REQUIRED TASK: Can you transcribe every line exactly and leave the pictures behind?

LISTING:

/---

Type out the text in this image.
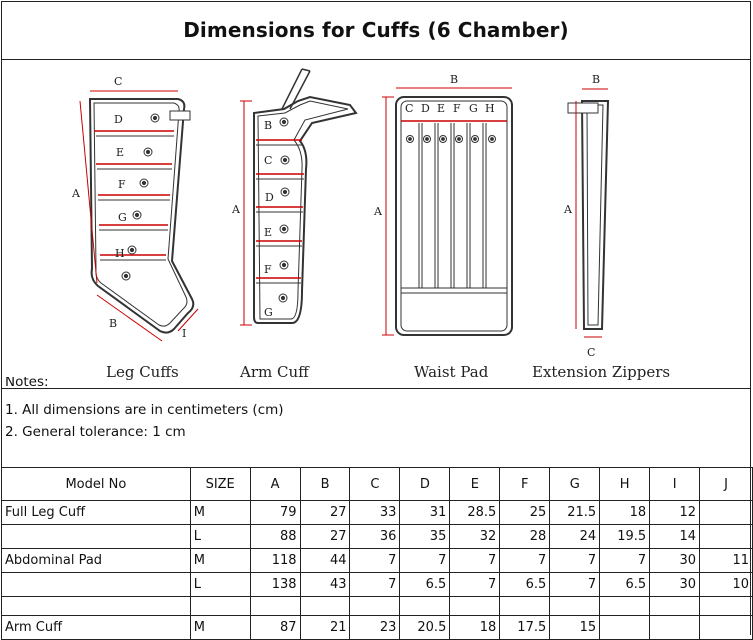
Dimensions for Cuffs (6 Chamber)
C
D
E
F
G
H
A
B
I
B
C
D
E
F
G
A
B
C D E F G H
A
B
A
C
Leg Cuffs	Arm Cuff	Waist Pad	Extension Zippers
Notes:
1. All dimensions are in centimeters (cm)
2. General tolerance: 1 cm
Model No	SIZE	A	B	C	D	E	F	G	H	I	J
Full Leg Cuff	M	79	27	33	31	28.5	25	21.5	18	12	
	L	88	27	36	35	32	28	24	19.5	14	
Abdominal Pad	M	118	44	7	7	7	7	7	7	30	11
	L	138	43	7	6.5	7	6.5	7	6.5	30	10

Arm Cuff	M	87	21	23	20.5	18	17.5	15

\---

ANSWER TO THE TASK:
Type out the text in this image.
Dimensions for Cuffs (6 Chamber)
C
D
E
F
G
H
A
B
I
B
C
D
E
F
G
A
B
C D E F G H
A
B
A
C
Leg Cuffs	Arm Cuff	Waist Pad	Extension Zippers
Notes:
1. All dimensions are in centimeters (cm)
2. General tolerance: 1 cm
Model No	SIZE	A	B	C	D	E	F	G	H	I	J
Full Leg Cuff	M	79	27	33	31	28.5	25	21.5	18	12	
	L	88	27	36	35	32	28	24	19.5	14	
Abdominal Pad	M	118	44	7	7	7	7	7	7	30	11
	L	138	43	7	6.5	7	6.5	7	6.5	30	10

Arm Cuff	M	87	21	23	20.5	18	17.5	15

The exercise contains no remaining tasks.